**Data for processing:**
+--

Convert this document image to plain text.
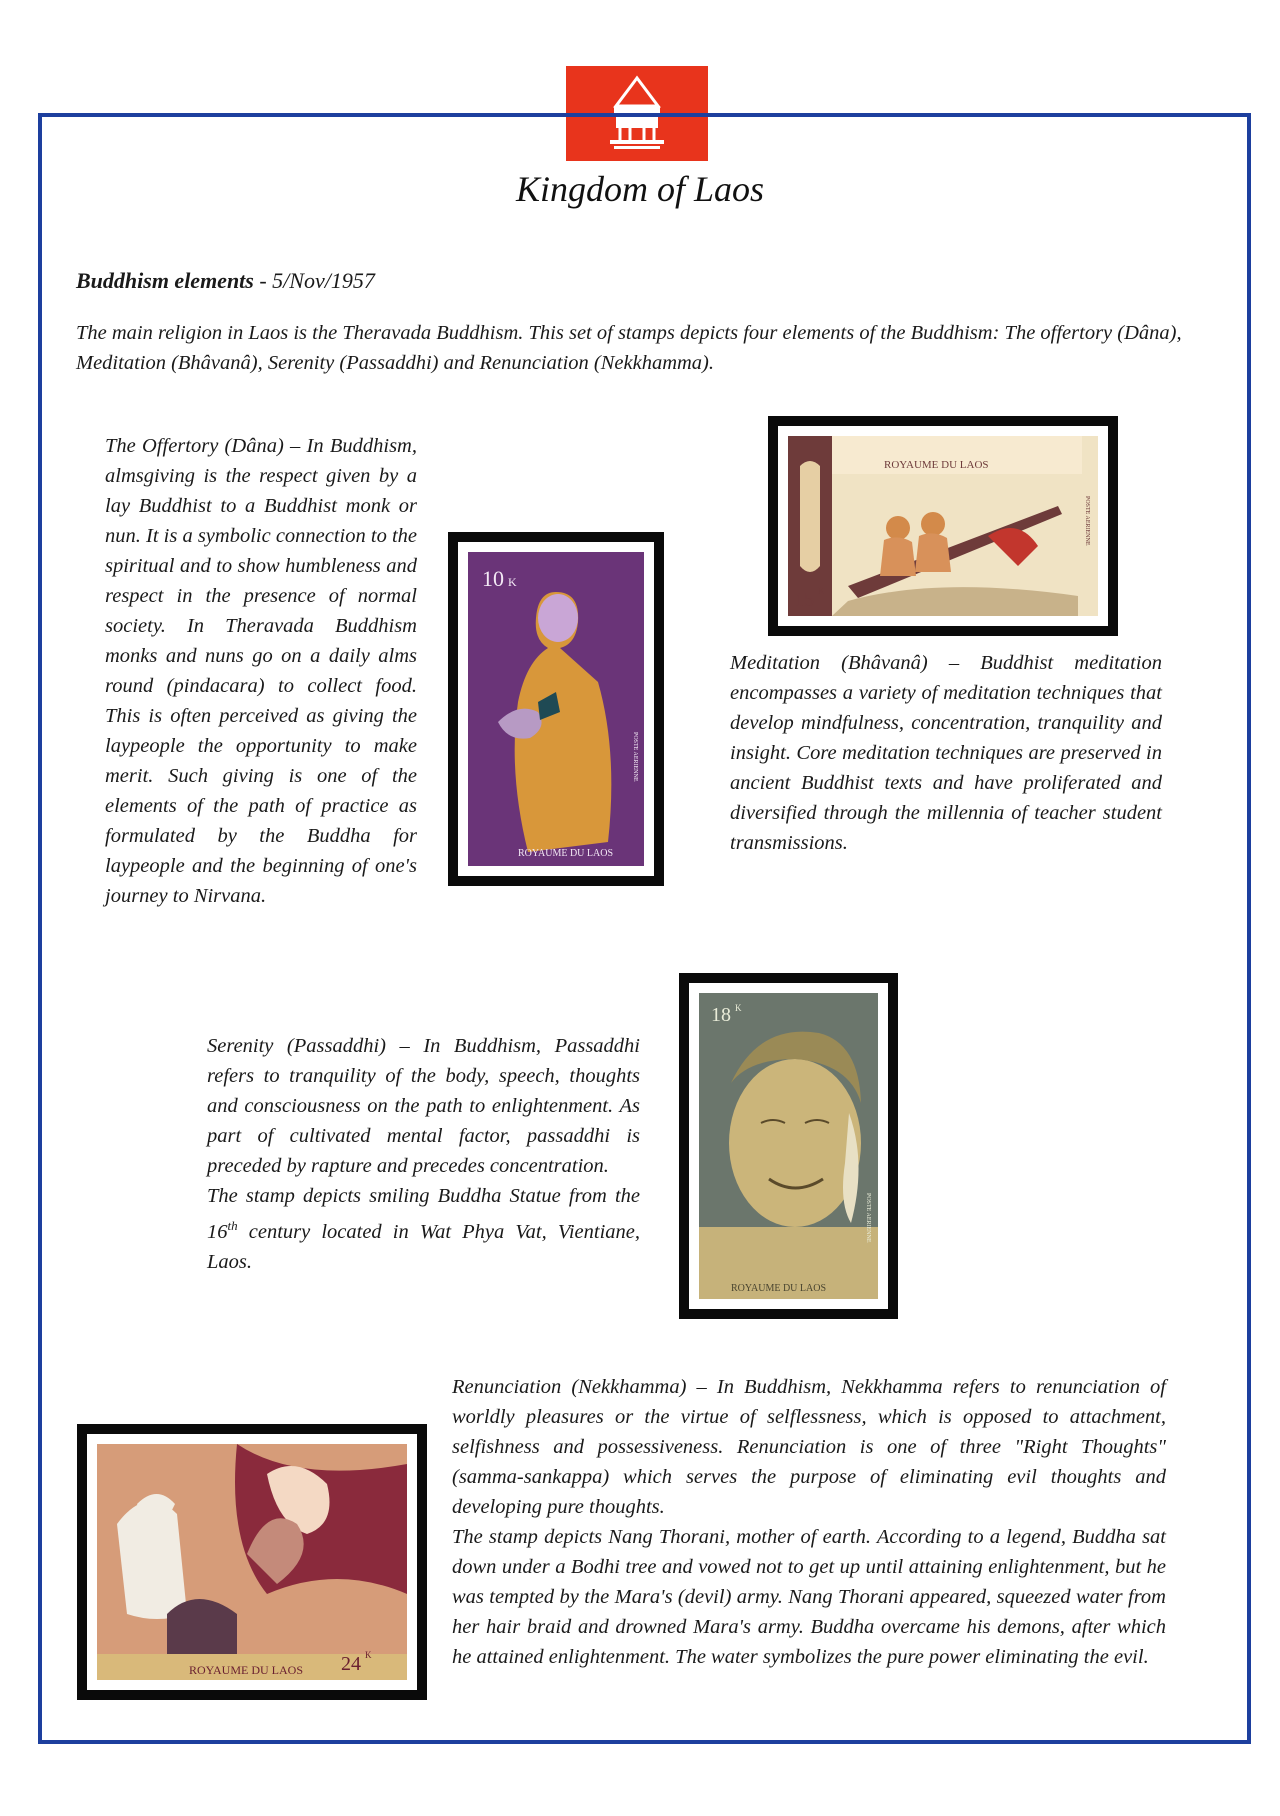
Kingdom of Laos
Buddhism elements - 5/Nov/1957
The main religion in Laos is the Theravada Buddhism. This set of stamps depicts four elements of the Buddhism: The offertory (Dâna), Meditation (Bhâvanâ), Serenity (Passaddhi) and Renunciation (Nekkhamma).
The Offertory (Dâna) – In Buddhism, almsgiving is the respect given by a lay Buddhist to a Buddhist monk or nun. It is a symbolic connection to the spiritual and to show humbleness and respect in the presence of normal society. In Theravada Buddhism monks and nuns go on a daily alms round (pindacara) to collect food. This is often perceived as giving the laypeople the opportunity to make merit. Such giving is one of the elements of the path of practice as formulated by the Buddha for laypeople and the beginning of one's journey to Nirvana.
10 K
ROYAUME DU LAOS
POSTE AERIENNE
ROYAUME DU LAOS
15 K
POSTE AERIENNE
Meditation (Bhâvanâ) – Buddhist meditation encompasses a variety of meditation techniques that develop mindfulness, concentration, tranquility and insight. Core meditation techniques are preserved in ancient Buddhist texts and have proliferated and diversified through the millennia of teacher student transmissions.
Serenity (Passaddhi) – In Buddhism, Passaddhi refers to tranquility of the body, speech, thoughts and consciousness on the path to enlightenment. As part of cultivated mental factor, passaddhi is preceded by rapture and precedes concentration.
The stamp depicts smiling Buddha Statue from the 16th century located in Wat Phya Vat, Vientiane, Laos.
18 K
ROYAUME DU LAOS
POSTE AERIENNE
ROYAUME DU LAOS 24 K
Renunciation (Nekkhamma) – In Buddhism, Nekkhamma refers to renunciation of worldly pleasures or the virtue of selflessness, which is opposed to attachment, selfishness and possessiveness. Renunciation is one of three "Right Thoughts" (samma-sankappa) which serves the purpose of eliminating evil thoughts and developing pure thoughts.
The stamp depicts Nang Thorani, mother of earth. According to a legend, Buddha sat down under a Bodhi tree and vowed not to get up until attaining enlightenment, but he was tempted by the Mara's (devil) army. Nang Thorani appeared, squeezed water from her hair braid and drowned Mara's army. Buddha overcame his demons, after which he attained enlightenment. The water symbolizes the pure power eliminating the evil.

+--

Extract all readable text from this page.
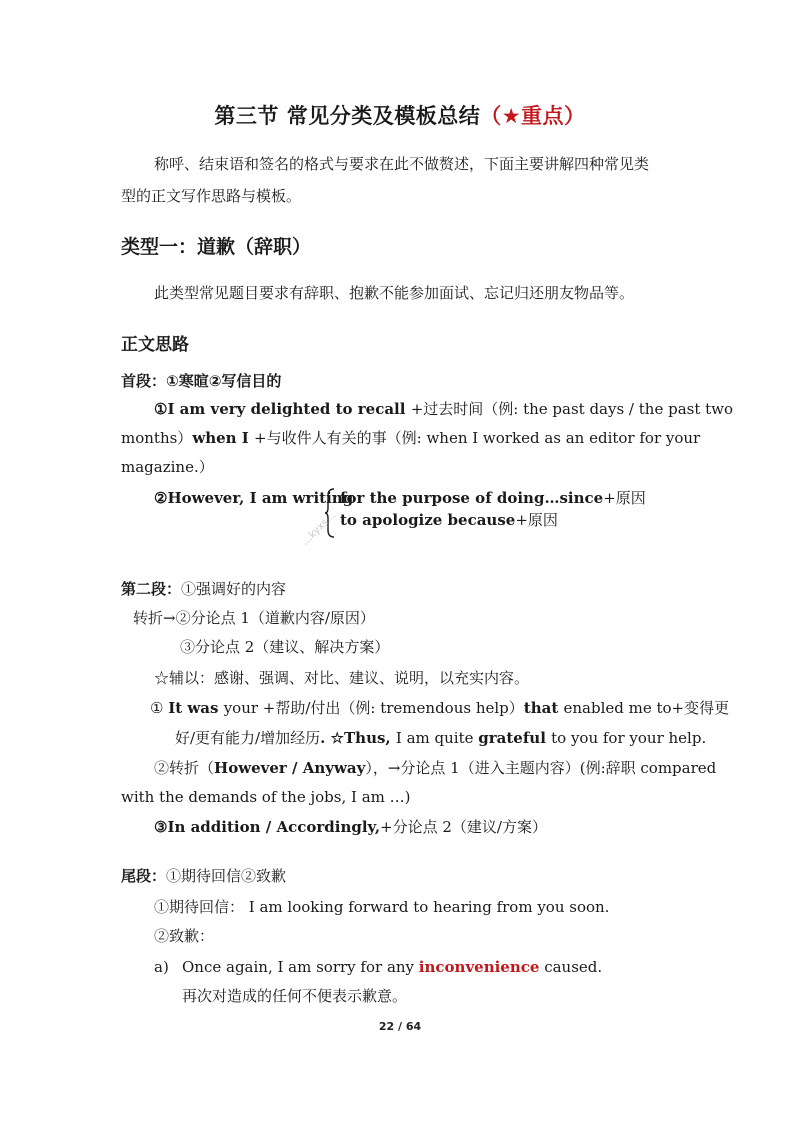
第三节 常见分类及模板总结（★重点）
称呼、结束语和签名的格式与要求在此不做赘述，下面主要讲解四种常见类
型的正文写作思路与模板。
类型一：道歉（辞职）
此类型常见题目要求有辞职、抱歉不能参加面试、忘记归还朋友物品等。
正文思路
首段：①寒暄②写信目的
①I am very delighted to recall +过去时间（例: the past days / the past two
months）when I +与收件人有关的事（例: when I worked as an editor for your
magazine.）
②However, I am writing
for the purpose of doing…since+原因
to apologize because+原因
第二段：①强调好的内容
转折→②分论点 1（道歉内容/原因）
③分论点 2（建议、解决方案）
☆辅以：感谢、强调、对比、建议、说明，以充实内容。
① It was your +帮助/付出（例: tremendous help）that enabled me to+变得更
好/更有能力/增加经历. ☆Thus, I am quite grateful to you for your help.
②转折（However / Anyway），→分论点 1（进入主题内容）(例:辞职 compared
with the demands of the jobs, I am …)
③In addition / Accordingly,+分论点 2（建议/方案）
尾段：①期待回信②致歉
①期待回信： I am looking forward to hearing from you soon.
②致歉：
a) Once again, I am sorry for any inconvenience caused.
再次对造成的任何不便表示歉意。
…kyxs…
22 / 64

+--

Identify the lines in the entries above that contain "help", then copy them out.

① It was your +帮助/付出（例: tremendous help）that enabled me to+变得更
好/更有能力/增加经历. ☆Thus, I am quite grateful to you for your help.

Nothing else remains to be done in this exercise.